Stored entries
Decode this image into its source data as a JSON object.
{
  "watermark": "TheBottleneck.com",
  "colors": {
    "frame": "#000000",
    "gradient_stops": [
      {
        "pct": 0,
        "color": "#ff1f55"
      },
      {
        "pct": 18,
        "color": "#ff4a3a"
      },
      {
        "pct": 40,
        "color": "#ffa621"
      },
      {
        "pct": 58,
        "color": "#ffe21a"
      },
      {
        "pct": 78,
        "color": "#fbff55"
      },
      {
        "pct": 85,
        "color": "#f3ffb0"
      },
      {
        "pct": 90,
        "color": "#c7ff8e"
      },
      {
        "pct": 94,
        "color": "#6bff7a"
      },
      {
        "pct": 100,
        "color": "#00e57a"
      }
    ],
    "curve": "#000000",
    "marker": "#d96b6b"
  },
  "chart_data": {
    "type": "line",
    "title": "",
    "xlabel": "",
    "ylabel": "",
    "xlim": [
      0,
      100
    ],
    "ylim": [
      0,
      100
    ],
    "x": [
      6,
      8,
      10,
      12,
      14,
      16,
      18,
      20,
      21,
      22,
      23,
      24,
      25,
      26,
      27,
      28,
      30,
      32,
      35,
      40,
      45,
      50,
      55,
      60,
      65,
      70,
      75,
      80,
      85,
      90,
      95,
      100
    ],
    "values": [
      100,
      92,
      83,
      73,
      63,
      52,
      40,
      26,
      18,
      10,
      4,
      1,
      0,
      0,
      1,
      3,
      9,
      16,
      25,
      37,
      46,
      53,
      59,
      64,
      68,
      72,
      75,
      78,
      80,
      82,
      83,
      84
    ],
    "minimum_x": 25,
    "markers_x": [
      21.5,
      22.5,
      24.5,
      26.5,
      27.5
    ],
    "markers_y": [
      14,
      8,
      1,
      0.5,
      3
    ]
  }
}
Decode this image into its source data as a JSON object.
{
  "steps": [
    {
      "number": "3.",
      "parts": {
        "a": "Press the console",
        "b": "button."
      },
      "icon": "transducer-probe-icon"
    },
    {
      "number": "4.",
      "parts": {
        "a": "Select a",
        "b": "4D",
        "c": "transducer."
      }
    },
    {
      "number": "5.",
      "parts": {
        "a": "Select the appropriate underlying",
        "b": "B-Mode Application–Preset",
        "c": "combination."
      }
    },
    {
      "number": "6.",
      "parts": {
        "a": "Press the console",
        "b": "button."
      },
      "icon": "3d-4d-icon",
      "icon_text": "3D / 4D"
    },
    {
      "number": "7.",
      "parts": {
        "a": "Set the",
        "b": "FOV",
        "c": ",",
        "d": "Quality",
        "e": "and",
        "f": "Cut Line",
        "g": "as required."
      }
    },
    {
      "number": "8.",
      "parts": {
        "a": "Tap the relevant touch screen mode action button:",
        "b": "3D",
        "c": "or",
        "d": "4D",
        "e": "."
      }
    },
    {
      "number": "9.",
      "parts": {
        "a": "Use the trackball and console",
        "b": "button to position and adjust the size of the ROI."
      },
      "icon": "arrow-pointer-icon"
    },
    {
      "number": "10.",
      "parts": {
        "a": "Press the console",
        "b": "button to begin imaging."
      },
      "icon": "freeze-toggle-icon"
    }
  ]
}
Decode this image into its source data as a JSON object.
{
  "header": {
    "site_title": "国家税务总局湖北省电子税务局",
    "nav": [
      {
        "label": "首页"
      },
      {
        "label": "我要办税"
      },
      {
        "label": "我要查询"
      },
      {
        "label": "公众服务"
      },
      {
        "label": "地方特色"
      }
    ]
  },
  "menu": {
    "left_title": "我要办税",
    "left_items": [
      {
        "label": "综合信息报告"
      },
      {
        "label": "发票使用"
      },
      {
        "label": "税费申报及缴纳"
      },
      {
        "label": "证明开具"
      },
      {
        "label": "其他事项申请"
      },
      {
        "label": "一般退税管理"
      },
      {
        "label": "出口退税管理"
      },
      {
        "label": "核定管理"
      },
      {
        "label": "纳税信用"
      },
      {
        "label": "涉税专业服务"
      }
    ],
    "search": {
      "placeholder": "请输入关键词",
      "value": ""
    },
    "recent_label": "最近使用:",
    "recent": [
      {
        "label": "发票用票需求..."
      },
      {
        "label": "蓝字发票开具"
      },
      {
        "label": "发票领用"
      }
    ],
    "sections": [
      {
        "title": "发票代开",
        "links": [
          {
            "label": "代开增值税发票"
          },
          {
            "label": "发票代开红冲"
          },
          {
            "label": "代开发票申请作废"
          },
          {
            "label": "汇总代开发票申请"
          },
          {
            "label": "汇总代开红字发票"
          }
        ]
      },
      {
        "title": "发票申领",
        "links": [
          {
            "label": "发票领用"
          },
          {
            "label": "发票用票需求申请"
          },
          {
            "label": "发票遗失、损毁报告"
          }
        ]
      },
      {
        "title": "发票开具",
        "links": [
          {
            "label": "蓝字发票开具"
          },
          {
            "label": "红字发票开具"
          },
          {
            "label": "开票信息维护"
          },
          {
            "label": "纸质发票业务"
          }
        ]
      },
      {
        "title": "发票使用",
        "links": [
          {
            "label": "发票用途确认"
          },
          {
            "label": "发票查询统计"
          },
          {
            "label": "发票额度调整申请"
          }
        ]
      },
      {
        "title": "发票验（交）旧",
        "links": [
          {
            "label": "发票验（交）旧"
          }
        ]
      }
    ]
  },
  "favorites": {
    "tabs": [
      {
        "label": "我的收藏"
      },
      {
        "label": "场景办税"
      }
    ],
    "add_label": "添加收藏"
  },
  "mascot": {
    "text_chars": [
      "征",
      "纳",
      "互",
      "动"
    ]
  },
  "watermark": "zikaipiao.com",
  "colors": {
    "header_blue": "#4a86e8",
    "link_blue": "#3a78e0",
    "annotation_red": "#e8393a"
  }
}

_REQUIREMENT_
Transcribe every entry word for word.

_RESULT OF THE TASK_
Decode this image into its source data as a JSON object.
{
  "watermark": "TheBottleneck.com",
  "colors": {
    "frame": "#000000",
    "gradient_stops": [
      {
        "pct": 0,
        "color": "#ff1f55"
      },
      {
        "pct": 18,
        "color": "#ff4a3a"
      },
      {
        "pct": 40,
        "color": "#ffa621"
      },
      {
        "pct": 58,
        "color": "#ffe21a"
      },
      {
        "pct": 78,
        "color": "#fbff55"
      },
      {
        "pct": 85,
        "color": "#f3ffb0"
      },
      {
        "pct": 90,
        "color": "#c7ff8e"
      },
      {
        "pct": 94,
        "color": "#6bff7a"
      },
      {
        "pct": 100,
        "color": "#00e57a"
      }
    ],
    "curve": "#000000",
    "marker": "#d96b6b"
  },
  "chart_data": {
    "type": "line",
    "title": "",
    "xlabel": "",
    "ylabel": "",
    "xlim": [
      0,
      100
    ],
    "ylim": [
      0,
      100
    ],
    "x": [
      6,
      8,
      10,
      12,
      14,
      16,
      18,
      20,
      21,
      22,
      23,
      24,
      25,
      26,
      27,
      28,
      30,
      32,
      35,
      40,
      45,
      50,
      55,
      60,
      65,
      70,
      75,
      80,
      85,
      90,
      95,
      100
    ],
    "values": [
      100,
      92,
      83,
      73,
      63,
      52,
      40,
      26,
      18,
      10,
      4,
      1,
      0,
      0,
      1,
      3,
      9,
      16,
      25,
      37,
      46,
      53,
      59,
      64,
      68,
      72,
      75,
      78,
      80,
      82,
      83,
      84
    ],
    "minimum_x": 25,
    "markers_x": [
      21.5,
      22.5,
      24.5,
      26.5,
      27.5
    ],
    "markers_y": [
      14,
      8,
      1,
      0.5,
      3
    ]
  }
}
Decode this image into its source data as a JSON object.
{
  "steps": [
    {
      "number": "3.",
      "parts": {
        "a": "Press the console",
        "b": "button."
      },
      "icon": "transducer-probe-icon"
    },
    {
      "number": "4.",
      "parts": {
        "a": "Select a",
        "b": "4D",
        "c": "transducer."
      }
    },
    {
      "number": "5.",
      "parts": {
        "a": "Select the appropriate underlying",
        "b": "B-Mode Application–Preset",
        "c": "combination."
      }
    },
    {
      "number": "6.",
      "parts": {
        "a": "Press the console",
        "b": "button."
      },
      "icon": "3d-4d-icon",
      "icon_text": "3D / 4D"
    },
    {
      "number": "7.",
      "parts": {
        "a": "Set the",
        "b": "FOV",
        "c": ",",
        "d": "Quality",
        "e": "and",
        "f": "Cut Line",
        "g": "as required."
      }
    },
    {
      "number": "8.",
      "parts": {
        "a": "Tap the relevant touch screen mode action button:",
        "b": "3D",
        "c": "or",
        "d": "4D",
        "e": "."
      }
    },
    {
      "number": "9.",
      "parts": {
        "a": "Use the trackball and console",
        "b": "button to position and adjust the size of the ROI."
      },
      "icon": "arrow-pointer-icon"
    },
    {
      "number": "10.",
      "parts": {
        "a": "Press the console",
        "b": "button to begin imaging."
      },
      "icon": "freeze-toggle-icon"
    }
  ]
}
Decode this image into its source data as a JSON object.
{
  "header": {
    "site_title": "国家税务总局湖北省电子税务局",
    "nav": [
      {
        "label": "首页"
      },
      {
        "label": "我要办税"
      },
      {
        "label": "我要查询"
      },
      {
        "label": "公众服务"
      },
      {
        "label": "地方特色"
      }
    ]
  },
  "menu": {
    "left_title": "我要办税",
    "left_items": [
      {
        "label": "综合信息报告"
      },
      {
        "label": "发票使用"
      },
      {
        "label": "税费申报及缴纳"
      },
      {
        "label": "证明开具"
      },
      {
        "label": "其他事项申请"
      },
      {
        "label": "一般退税管理"
      },
      {
        "label": "出口退税管理"
      },
      {
        "label": "核定管理"
      },
      {
        "label": "纳税信用"
      },
      {
        "label": "涉税专业服务"
      }
    ],
    "search": {
      "placeholder": "请输入关键词",
      "value": ""
    },
    "recent_label": "最近使用:",
    "recent": [
      {
        "label": "发票用票需求..."
      },
      {
        "label": "蓝字发票开具"
      },
      {
        "label": "发票领用"
      }
    ],
    "sections": [
      {
        "title": "发票代开",
        "links": [
          {
            "label": "代开增值税发票"
          },
          {
            "label": "发票代开红冲"
          },
          {
            "label": "代开发票申请作废"
          },
          {
            "label": "汇总代开发票申请"
          },
          {
            "label": "汇总代开红字发票"
          }
        ]
      },
      {
        "title": "发票申领",
        "links": [
          {
            "label": "发票领用"
          },
          {
            "label": "发票用票需求申请"
          },
          {
            "label": "发票遗失、损毁报告"
          }
        ]
      },
      {
        "title": "发票开具",
        "links": [
          {
            "label": "蓝字发票开具"
          },
          {
            "label": "红字发票开具"
          },
          {
            "label": "开票信息维护"
          },
          {
            "label": "纸质发票业务"
          }
        ]
      },
      {
        "title": "发票使用",
        "links": [
          {
            "label": "发票用途确认"
          },
          {
            "label": "发票查询统计"
          },
          {
            "label": "发票额度调整申请"
          }
        ]
      },
      {
        "title": "发票验（交）旧",
        "links": [
          {
            "label": "发票验（交）旧"
          }
        ]
      }
    ]
  },
  "favorites": {
    "tabs": [
      {
        "label": "我的收藏"
      },
      {
        "label": "场景办税"
      }
    ],
    "add_label": "添加收藏"
  },
  "mascot": {
    "text_chars": [
      "征",
      "纳",
      "互",
      "动"
    ]
  },
  "watermark": "zikaipiao.com",
  "colors": {
    "header_blue": "#4a86e8",
    "link_blue": "#3a78e0",
    "annotation_red": "#e8393a"
  }
}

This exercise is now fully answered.